# GOAL:
Give the total number of lines with the word "glyph" in them, and no other words.

[Collected data]
┏━━

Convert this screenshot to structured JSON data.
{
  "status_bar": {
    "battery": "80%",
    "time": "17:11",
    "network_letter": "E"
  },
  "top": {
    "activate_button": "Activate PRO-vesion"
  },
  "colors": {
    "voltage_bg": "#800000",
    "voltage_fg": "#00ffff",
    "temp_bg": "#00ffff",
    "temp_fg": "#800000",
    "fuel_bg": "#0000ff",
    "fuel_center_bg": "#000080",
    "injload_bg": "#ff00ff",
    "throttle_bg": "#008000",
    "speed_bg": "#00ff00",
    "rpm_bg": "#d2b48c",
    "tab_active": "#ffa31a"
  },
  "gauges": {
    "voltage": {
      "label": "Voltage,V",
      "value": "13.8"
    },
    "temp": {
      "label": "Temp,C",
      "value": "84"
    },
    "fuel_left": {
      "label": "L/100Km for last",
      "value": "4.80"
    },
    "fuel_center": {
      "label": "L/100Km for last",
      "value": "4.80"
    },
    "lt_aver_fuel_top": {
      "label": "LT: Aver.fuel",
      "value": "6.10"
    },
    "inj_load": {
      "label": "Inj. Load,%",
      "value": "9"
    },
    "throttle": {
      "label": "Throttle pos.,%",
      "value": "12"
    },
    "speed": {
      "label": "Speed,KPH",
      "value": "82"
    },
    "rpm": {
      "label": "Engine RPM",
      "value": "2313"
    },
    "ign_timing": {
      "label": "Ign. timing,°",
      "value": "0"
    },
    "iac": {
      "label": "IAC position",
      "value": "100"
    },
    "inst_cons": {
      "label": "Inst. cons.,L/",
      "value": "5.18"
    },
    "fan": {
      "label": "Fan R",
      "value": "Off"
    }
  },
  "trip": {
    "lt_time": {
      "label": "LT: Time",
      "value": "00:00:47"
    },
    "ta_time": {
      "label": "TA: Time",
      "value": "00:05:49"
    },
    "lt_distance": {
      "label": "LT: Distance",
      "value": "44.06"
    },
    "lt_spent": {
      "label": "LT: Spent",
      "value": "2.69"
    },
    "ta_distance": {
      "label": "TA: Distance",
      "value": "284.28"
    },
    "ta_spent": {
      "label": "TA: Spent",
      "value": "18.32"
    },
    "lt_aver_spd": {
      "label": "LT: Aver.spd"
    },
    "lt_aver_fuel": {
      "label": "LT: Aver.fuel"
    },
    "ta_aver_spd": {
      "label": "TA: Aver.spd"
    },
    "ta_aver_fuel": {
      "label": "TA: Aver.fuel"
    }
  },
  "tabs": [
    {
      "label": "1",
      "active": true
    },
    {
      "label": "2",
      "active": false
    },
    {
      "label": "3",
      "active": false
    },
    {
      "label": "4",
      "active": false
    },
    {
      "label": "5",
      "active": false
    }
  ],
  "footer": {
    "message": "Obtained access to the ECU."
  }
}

┗━━
┏━━

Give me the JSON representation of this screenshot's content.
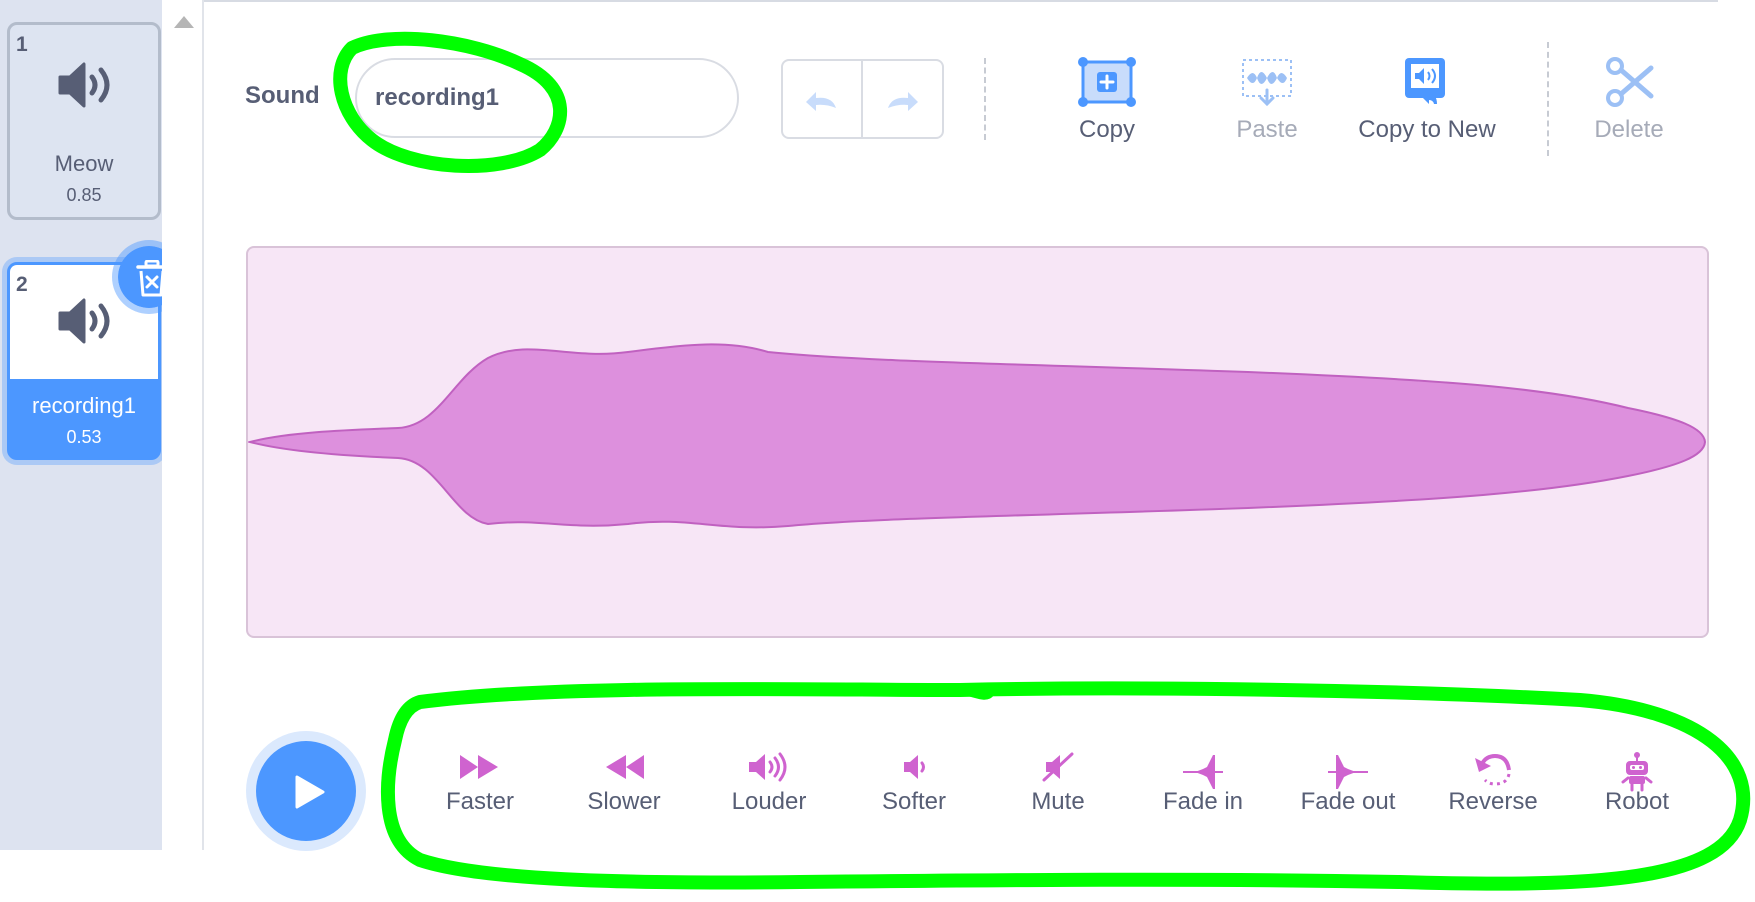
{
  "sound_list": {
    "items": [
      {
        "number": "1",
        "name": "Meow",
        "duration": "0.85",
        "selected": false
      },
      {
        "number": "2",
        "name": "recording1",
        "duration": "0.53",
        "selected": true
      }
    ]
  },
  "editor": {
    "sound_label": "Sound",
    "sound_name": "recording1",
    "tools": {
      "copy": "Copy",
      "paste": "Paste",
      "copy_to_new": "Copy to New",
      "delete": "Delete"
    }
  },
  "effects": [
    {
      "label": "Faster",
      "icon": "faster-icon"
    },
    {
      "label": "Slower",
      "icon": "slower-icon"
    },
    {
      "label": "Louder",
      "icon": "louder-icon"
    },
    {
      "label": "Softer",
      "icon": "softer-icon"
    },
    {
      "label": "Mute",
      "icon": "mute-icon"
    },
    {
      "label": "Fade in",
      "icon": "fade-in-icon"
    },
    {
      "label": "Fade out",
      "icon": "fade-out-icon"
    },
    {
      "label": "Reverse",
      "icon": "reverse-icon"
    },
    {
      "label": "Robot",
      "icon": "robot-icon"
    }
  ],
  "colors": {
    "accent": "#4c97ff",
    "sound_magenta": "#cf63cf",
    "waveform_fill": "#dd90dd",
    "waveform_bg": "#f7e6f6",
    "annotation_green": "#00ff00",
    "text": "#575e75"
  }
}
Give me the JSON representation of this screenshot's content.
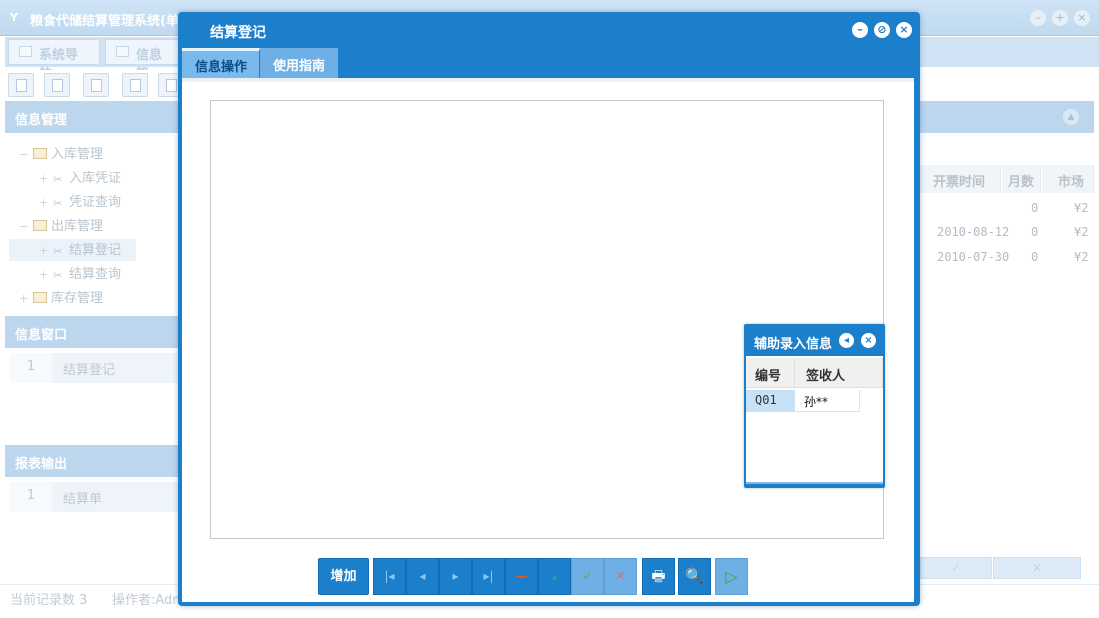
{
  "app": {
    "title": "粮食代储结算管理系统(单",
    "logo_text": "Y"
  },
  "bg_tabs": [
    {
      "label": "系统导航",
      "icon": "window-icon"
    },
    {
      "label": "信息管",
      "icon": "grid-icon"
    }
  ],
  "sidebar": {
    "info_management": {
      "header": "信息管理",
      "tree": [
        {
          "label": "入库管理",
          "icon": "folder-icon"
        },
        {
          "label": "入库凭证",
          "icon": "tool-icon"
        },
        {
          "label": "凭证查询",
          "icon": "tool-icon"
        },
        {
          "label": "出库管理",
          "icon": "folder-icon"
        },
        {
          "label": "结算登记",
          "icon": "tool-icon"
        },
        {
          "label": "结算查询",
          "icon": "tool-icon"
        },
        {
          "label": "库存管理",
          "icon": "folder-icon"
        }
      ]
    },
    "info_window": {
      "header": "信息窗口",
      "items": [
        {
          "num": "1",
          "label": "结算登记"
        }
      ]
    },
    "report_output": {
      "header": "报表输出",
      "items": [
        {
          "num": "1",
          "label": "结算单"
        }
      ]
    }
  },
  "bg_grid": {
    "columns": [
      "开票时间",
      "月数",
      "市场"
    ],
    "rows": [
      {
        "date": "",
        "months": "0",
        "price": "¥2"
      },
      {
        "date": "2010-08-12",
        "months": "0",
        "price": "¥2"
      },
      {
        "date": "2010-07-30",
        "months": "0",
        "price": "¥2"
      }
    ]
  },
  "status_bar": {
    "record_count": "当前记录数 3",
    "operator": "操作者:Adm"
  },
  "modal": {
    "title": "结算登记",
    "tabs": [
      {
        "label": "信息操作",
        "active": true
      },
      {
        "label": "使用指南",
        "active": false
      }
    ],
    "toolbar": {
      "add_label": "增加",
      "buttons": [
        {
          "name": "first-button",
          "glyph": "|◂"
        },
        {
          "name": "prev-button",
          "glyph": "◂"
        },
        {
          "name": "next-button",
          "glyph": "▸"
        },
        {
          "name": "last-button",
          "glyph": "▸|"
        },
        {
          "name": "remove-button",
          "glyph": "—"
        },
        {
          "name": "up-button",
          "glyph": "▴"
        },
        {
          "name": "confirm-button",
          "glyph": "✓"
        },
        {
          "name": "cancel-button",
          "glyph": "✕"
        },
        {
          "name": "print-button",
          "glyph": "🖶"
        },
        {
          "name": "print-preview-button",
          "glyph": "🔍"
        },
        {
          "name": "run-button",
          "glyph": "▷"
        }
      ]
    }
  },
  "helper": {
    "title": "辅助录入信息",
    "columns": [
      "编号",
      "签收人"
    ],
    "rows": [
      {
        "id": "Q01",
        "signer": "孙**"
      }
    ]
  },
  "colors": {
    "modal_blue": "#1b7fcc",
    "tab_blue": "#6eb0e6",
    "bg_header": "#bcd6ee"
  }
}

┗━━

# THE RESULT:
11